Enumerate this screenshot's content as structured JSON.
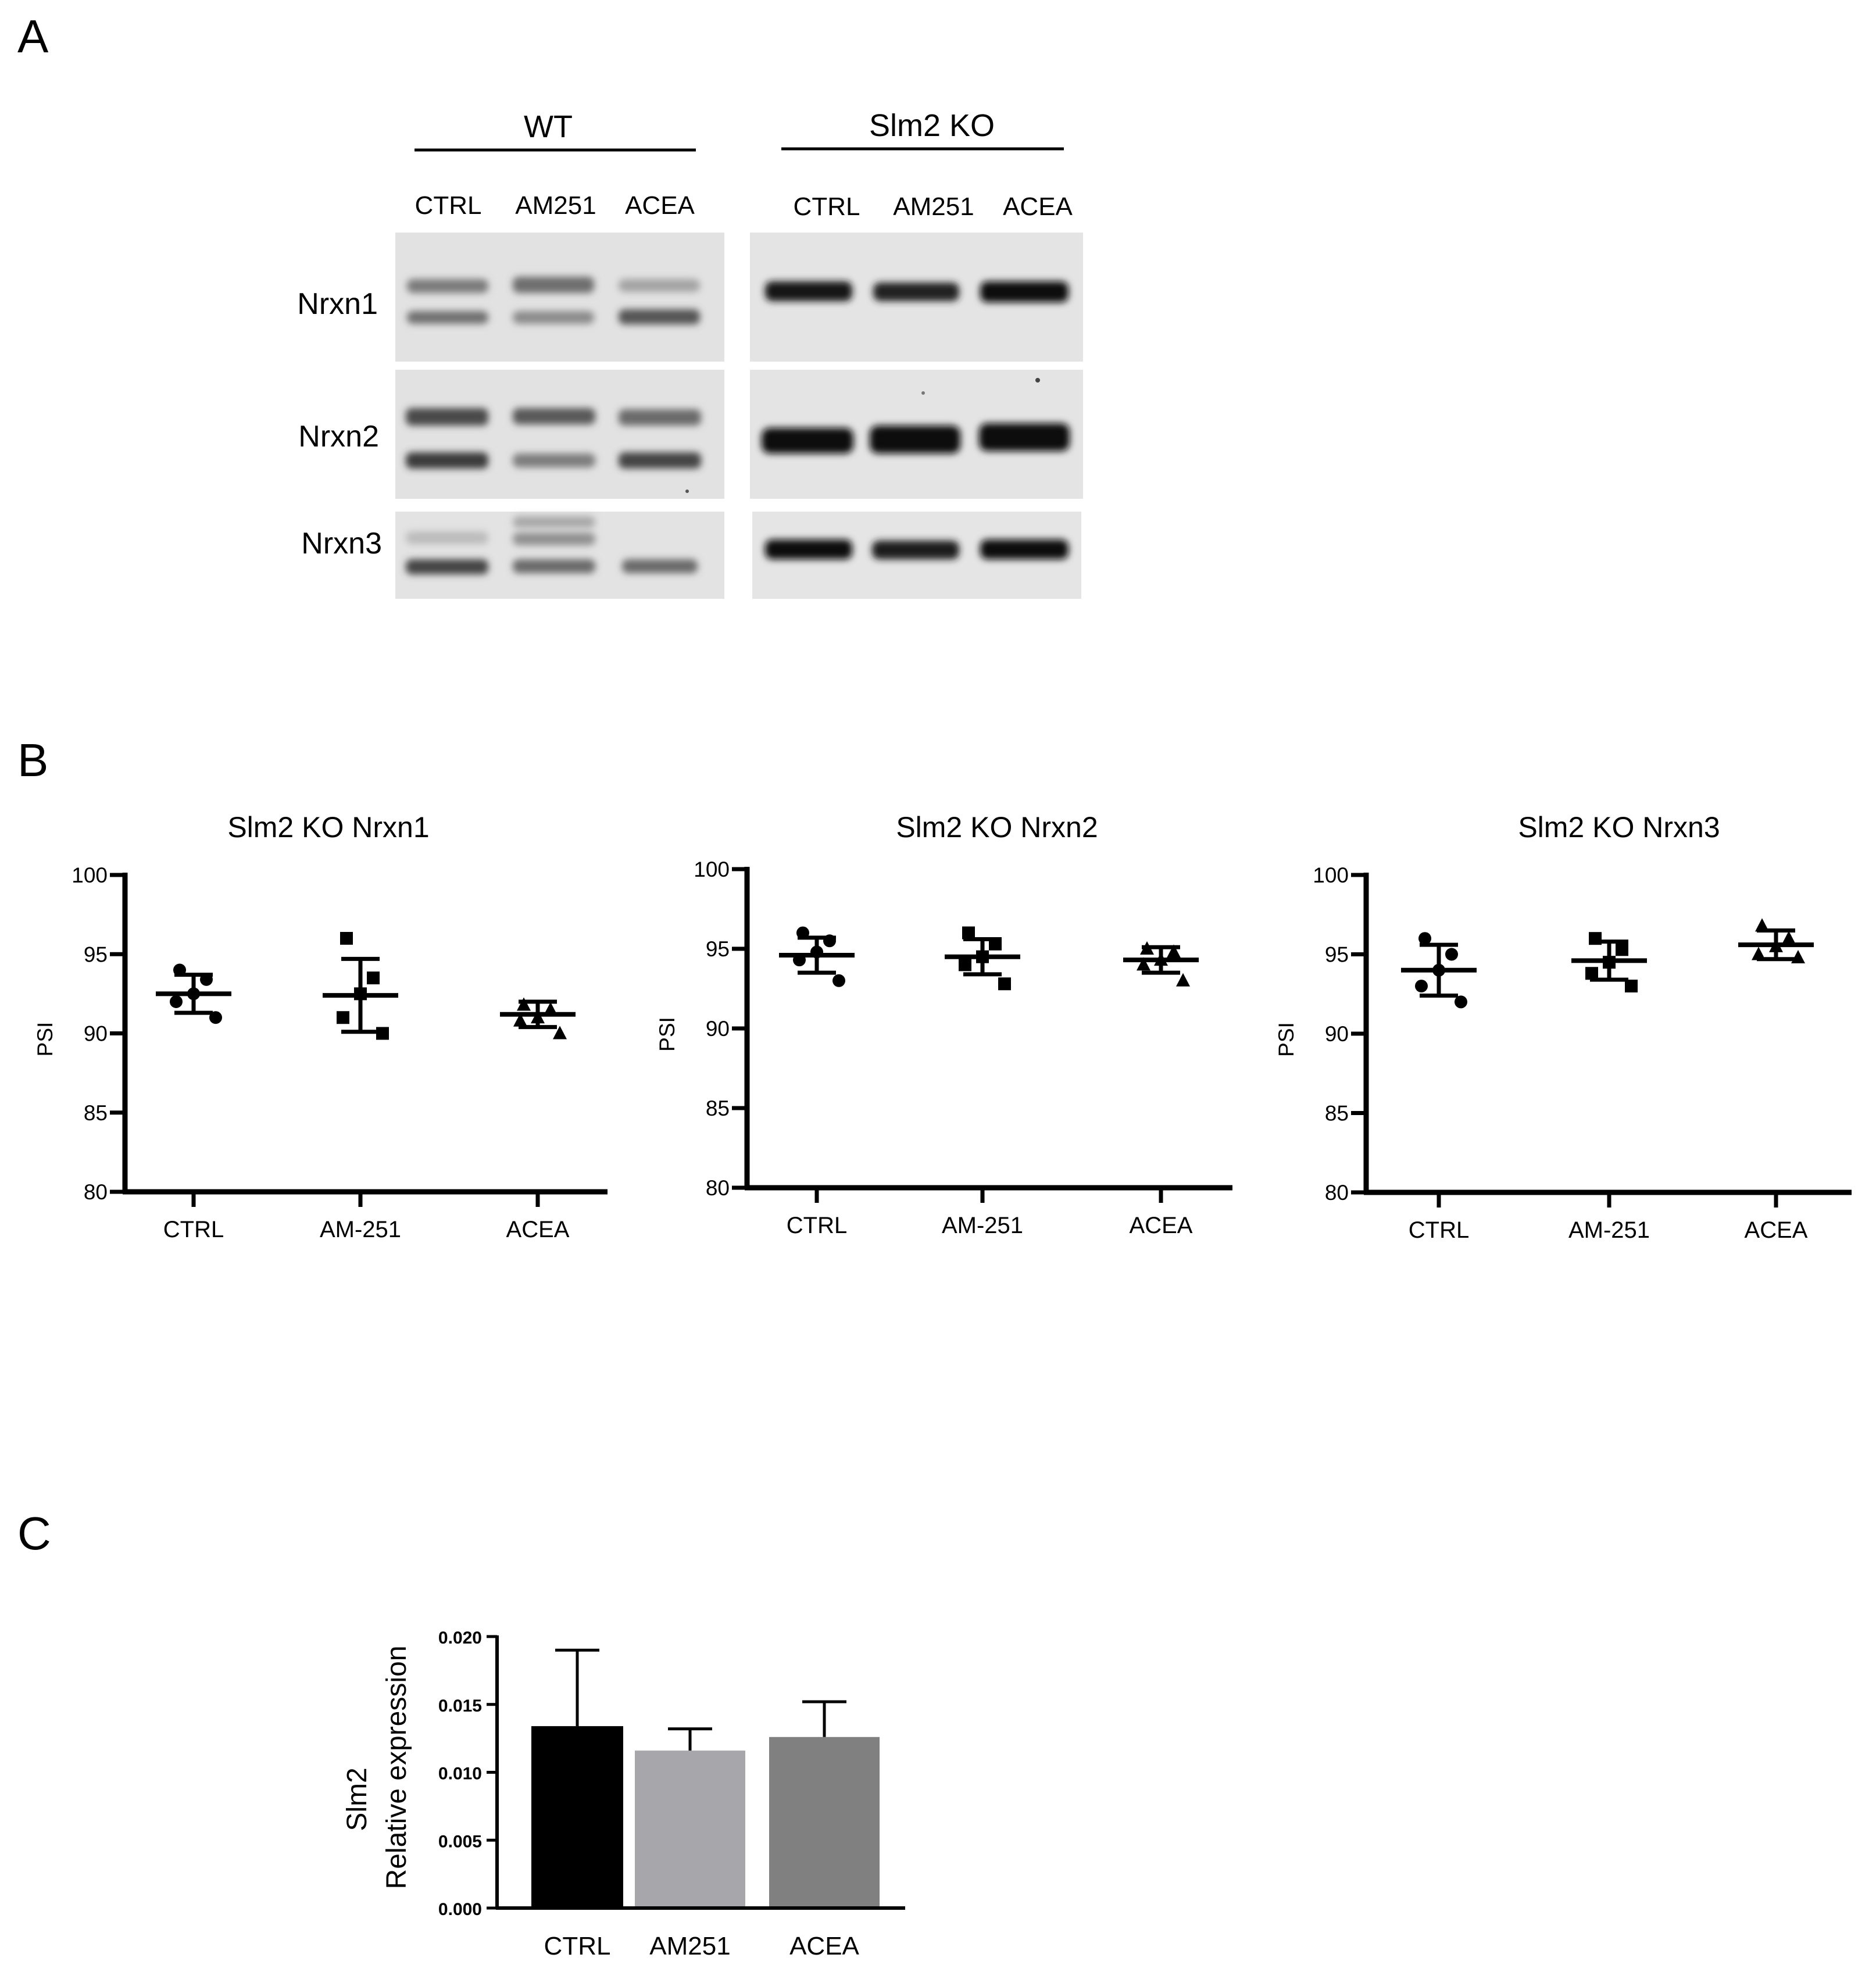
{
  "panel_labels": [
    "A",
    "B",
    "C"
  ],
  "gel": {
    "group_labels": [
      "WT",
      "Slm2 KO"
    ],
    "lane_labels": [
      "CTRL",
      "AM251",
      "ACEA"
    ],
    "row_labels": [
      "Nrxn1",
      "Nrxn2",
      "Nrxn3"
    ]
  },
  "chart_data": [
    {
      "type": "scatter",
      "title": "Slm2 KO  Nrxn1",
      "ylabel": "PSI",
      "ylim": [
        80,
        100
      ],
      "yticks": [
        80,
        85,
        90,
        95,
        100
      ],
      "categories": [
        "CTRL",
        "AM-251",
        "ACEA"
      ],
      "marker": "circle",
      "groups": [
        {
          "category": "CTRL",
          "points": [
            94.0,
            93.4,
            92.5,
            92.0,
            91.0
          ],
          "mean": 92.5,
          "sd": 1.2
        },
        {
          "category": "AM-251",
          "points": [
            96.0,
            93.5,
            92.5,
            91.0,
            90.0
          ],
          "mean": 92.4,
          "sd": 2.3
        },
        {
          "category": "ACEA",
          "points": [
            91.8,
            91.5,
            91.0,
            90.8,
            90.0
          ],
          "mean": 91.2,
          "sd": 0.8
        }
      ]
    },
    {
      "type": "scatter",
      "title": "Slm2 KO  Nrxn2",
      "ylabel": "PSI",
      "ylim": [
        80,
        100
      ],
      "yticks": [
        80,
        85,
        90,
        95,
        100
      ],
      "categories": [
        "CTRL",
        "AM-251",
        "ACEA"
      ],
      "marker": "circle",
      "groups": [
        {
          "category": "CTRL",
          "points": [
            96.0,
            95.5,
            94.8,
            94.3,
            93.0
          ],
          "mean": 94.6,
          "sd": 1.1
        },
        {
          "category": "AM-251",
          "points": [
            96.0,
            95.3,
            94.5,
            94.0,
            92.8
          ],
          "mean": 94.5,
          "sd": 1.1
        },
        {
          "category": "ACEA",
          "points": [
            95.0,
            94.8,
            94.3,
            94.0,
            93.0
          ],
          "mean": 94.3,
          "sd": 0.8
        }
      ]
    },
    {
      "type": "scatter",
      "title": "Slm2 KO  Nrxn3",
      "ylabel": "PSI",
      "ylim": [
        80,
        100
      ],
      "yticks": [
        80,
        85,
        90,
        95,
        100
      ],
      "categories": [
        "CTRL",
        "AM-251",
        "ACEA"
      ],
      "marker": "circle",
      "groups": [
        {
          "category": "CTRL",
          "points": [
            96.0,
            95.0,
            94.0,
            93.0,
            92.0
          ],
          "mean": 94.0,
          "sd": 1.6
        },
        {
          "category": "AM-251",
          "points": [
            96.0,
            95.3,
            94.5,
            93.8,
            93.0
          ],
          "mean": 94.6,
          "sd": 1.2
        },
        {
          "category": "ACEA",
          "points": [
            96.8,
            96.0,
            95.5,
            95.0,
            94.8
          ],
          "mean": 95.6,
          "sd": 0.9
        }
      ]
    },
    {
      "type": "bar",
      "ylabel": [
        "Slm2",
        "Relative expression"
      ],
      "ylim": [
        0,
        0.02
      ],
      "yticks": [
        "0.000",
        "0.005",
        "0.010",
        "0.015",
        "0.020"
      ],
      "categories": [
        "CTRL",
        "AM251",
        "ACEA"
      ],
      "values": [
        0.0134,
        0.0116,
        0.0126
      ],
      "errors": [
        0.0056,
        0.0016,
        0.0026
      ],
      "colors": [
        "#000000",
        "#a7a7ab",
        "#808080"
      ]
    }
  ]
}
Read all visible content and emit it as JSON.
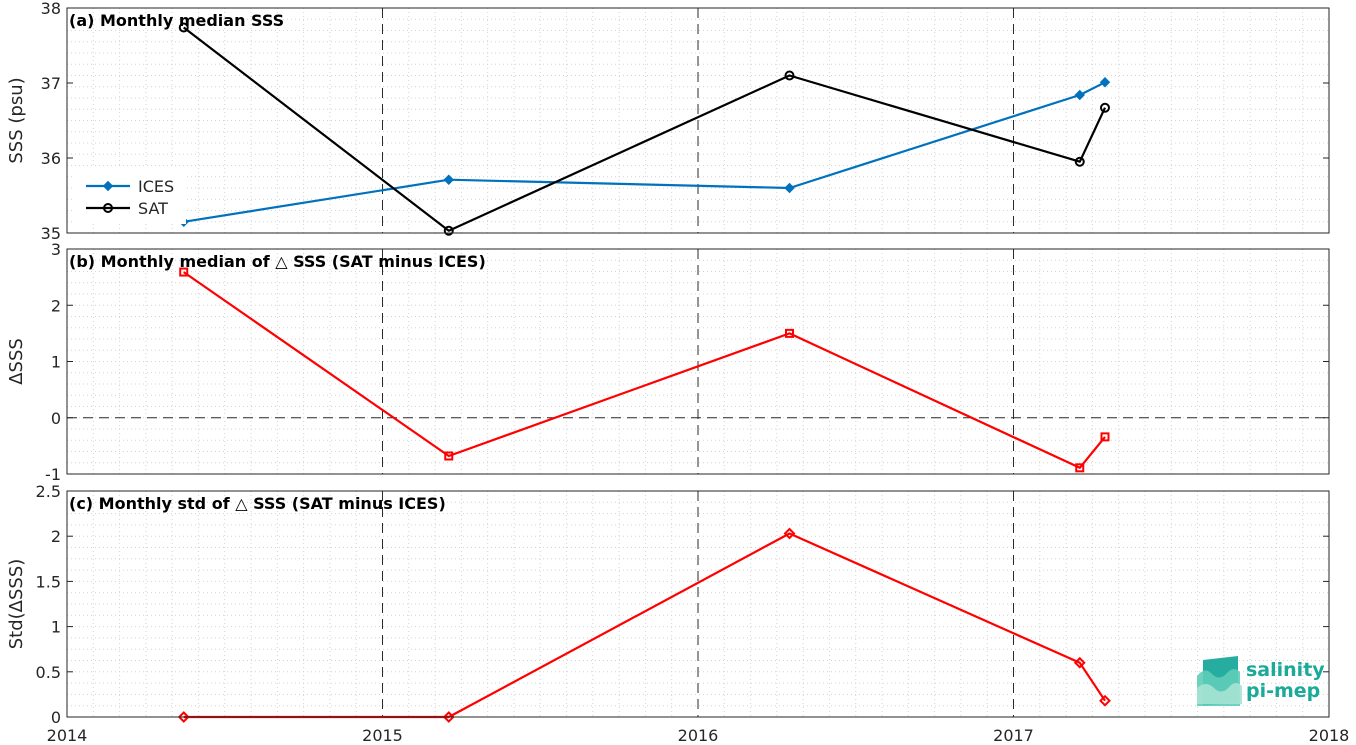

------------------------------------

[Exercise requirements] Give the number of lines in the entries that include the string "mean", and nothing more.

[The answer] 9